Collection entries >>
:::

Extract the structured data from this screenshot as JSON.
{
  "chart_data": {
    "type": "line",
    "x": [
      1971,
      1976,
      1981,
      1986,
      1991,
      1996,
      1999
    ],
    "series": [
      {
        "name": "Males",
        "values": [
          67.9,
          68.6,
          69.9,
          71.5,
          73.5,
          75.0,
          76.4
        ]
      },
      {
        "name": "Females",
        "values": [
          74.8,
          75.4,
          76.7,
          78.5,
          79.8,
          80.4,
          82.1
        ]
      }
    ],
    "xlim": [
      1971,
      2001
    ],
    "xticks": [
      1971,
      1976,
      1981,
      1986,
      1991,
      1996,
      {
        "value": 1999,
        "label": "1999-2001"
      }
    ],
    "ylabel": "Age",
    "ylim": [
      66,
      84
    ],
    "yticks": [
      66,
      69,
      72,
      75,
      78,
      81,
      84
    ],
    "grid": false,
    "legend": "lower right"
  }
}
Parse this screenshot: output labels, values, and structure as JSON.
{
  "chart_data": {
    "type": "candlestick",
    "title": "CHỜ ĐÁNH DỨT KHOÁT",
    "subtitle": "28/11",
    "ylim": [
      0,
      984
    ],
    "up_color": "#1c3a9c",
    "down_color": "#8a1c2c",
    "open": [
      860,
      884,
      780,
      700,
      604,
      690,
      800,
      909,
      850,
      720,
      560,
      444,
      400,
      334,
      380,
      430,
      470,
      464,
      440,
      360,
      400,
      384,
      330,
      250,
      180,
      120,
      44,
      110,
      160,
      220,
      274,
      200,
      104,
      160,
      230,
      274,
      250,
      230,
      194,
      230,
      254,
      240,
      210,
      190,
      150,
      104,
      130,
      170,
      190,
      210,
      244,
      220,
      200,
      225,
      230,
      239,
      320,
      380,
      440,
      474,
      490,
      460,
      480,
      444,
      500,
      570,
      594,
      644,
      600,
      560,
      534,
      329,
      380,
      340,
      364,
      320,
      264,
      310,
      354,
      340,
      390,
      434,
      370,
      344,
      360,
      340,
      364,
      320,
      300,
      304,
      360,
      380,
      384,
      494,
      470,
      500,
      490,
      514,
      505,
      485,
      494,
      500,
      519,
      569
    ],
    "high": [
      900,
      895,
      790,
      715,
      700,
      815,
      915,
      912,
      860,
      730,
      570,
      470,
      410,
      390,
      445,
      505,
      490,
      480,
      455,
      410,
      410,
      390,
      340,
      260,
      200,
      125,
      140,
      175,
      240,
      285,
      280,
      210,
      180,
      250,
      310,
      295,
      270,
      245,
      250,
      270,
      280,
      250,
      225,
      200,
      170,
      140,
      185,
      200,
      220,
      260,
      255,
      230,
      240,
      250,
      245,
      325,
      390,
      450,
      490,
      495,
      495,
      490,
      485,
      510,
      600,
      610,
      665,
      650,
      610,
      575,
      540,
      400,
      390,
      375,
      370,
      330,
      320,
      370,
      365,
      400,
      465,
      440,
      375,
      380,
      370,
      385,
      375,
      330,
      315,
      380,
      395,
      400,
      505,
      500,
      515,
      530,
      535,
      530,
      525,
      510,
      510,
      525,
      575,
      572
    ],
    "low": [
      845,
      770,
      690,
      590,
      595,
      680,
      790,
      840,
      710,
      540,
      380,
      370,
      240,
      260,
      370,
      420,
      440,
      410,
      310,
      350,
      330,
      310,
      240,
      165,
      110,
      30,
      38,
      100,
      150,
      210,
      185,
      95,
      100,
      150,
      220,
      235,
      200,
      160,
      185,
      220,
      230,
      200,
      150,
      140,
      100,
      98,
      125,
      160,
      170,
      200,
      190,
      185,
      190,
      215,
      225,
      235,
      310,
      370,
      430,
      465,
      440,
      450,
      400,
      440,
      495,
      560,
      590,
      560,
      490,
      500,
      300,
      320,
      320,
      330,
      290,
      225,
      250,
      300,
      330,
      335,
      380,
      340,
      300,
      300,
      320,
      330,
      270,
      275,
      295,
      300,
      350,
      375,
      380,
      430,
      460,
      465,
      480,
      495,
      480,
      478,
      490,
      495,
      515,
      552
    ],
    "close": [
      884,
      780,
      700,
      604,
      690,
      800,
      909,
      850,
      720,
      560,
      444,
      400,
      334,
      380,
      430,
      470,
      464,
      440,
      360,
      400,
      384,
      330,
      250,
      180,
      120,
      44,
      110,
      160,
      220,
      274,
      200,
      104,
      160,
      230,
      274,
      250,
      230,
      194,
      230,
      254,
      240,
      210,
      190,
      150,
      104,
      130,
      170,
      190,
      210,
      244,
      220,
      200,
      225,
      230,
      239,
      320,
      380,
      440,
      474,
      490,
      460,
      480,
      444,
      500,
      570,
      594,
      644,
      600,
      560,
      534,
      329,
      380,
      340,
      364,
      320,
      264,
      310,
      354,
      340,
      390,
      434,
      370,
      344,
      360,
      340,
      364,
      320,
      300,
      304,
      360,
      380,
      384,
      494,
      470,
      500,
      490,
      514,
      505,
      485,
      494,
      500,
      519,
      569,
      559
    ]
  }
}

:::

Written exercise >> Which lines in the data above contain "JSON"? Show each one.

Output of the exercise >>
Extract the structured data from this screenshot as JSON.
Parse this screenshot: output labels, values, and structure as JSON.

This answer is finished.